Exercise brief: Write out the entries verbatim and leave the images out of the copy.
START Provided data
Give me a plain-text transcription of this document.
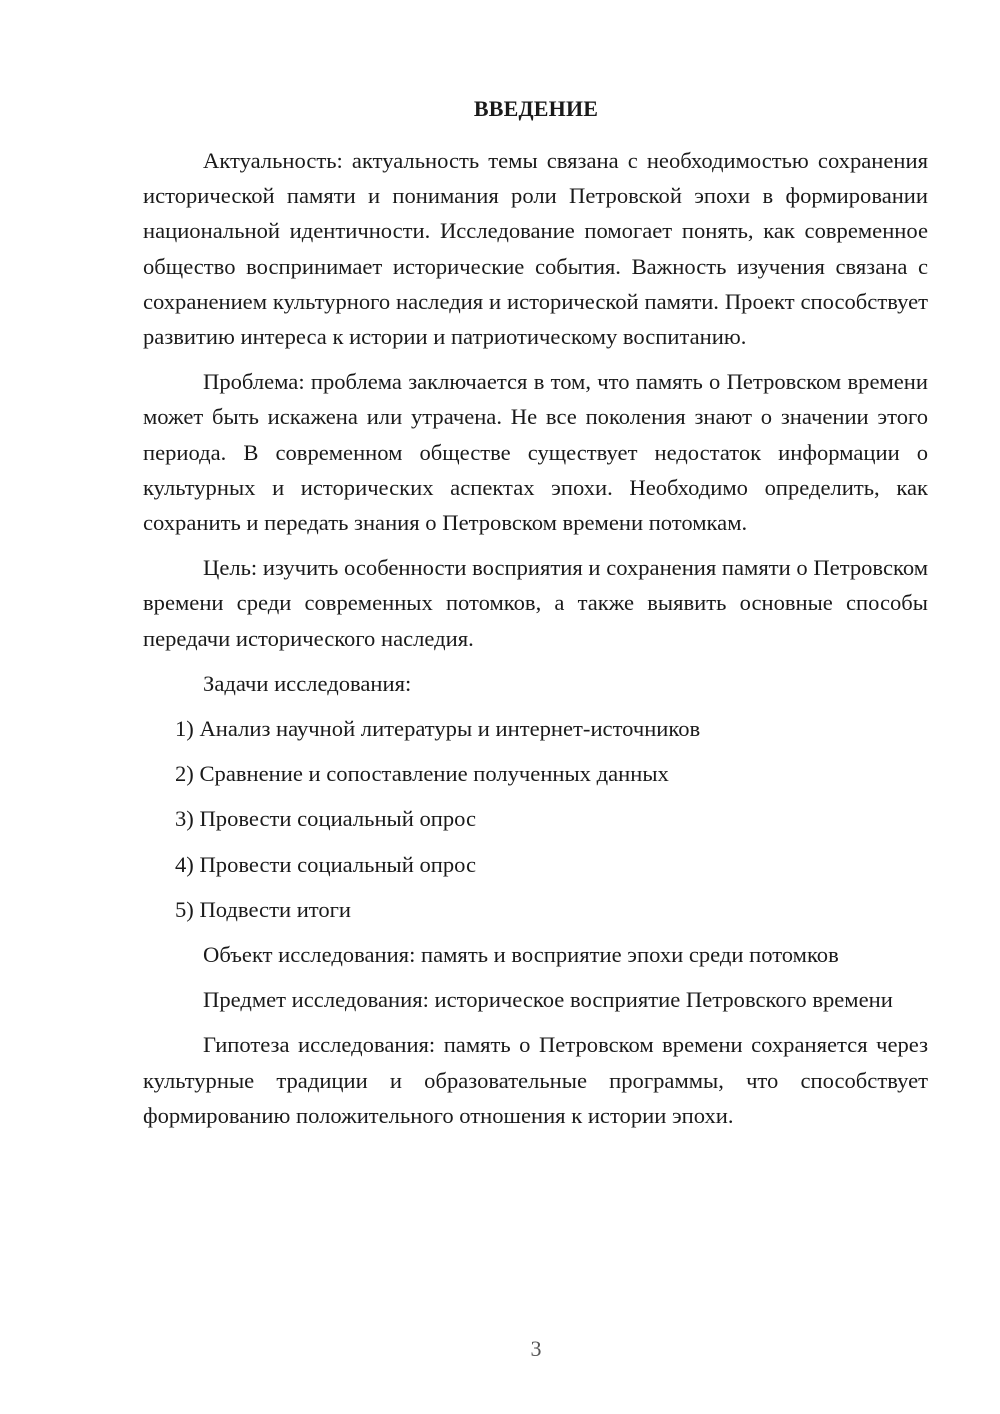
ВВЕДЕНИЕ

Актуальность: актуальность темы связана с необходимостью сохранения исторической памяти и понимания роли Петровской эпохи в формировании национальной идентичности. Исследование помогает понять, как современное общество воспринимает исторические события. Важность изучения связана с сохранением культурного наследия и исторической памяти. Проект способствует развитию интереса к истории и патриотическому воспитанию.

Проблема: проблема заключается в том, что память о Петровском времени может быть искажена или утрачена. Не все поколения знают о значении этого периода. В современном обществе существует недостаток информации о культурных и исторических аспектах эпохи. Необходимо определить, как сохранить и передать знания о Петровском времени потомкам.

Цель: изучить особенности восприятия и сохранения памяти о Петровском времени среди современных потомков, а также выявить основные способы передачи исторического наследия.

Задачи исследования:

1) Анализ научной литературы и интернет-источников
2) Сравнение и сопоставление полученных данных
3) Провести социальный опрос
4) Провести социальный опрос
5) Подвести итоги

Объект исследования: память и восприятие эпохи среди потомков

Предмет исследования: историческое восприятие Петровского времени

Гипотеза исследования: память о Петровском времени сохраняется через культурные традиции и образовательные программы, что способствует формированию положительного отношения к истории эпохи.

3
END Provided data
Complete answer:
Give me a plain-text transcription of this document.
ВВЕДЕНИЕ

Актуальность: актуальность темы связана с необходимостью сохранения исторической памяти и понимания роли Петровской эпохи в формировании национальной идентичности. Исследование помогает понять, как современное общество воспринимает исторические события. Важность изучения связана с сохранением культурного наследия и исторической памяти. Проект способствует развитию интереса к истории и патриотическому воспитанию.

Проблема: проблема заключается в том, что память о Петровском времени может быть искажена или утрачена. Не все поколения знают о значении этого периода. В современном обществе существует недостаток информации о культурных и исторических аспектах эпохи. Необходимо определить, как сохранить и передать знания о Петровском времени потомкам.

Цель: изучить особенности восприятия и сохранения памяти о Петровском времени среди современных потомков, а также выявить основные способы передачи исторического наследия.

Задачи исследования:

1) Анализ научной литературы и интернет-источников
2) Сравнение и сопоставление полученных данных
3) Провести социальный опрос
4) Провести социальный опрос
5) Подвести итоги

Объект исследования: память и восприятие эпохи среди потомков

Предмет исследования: историческое восприятие Петровского времени

Гипотеза исследования: память о Петровском времени сохраняется через культурные традиции и образовательные программы, что способствует формированию положительного отношения к истории эпохи.

3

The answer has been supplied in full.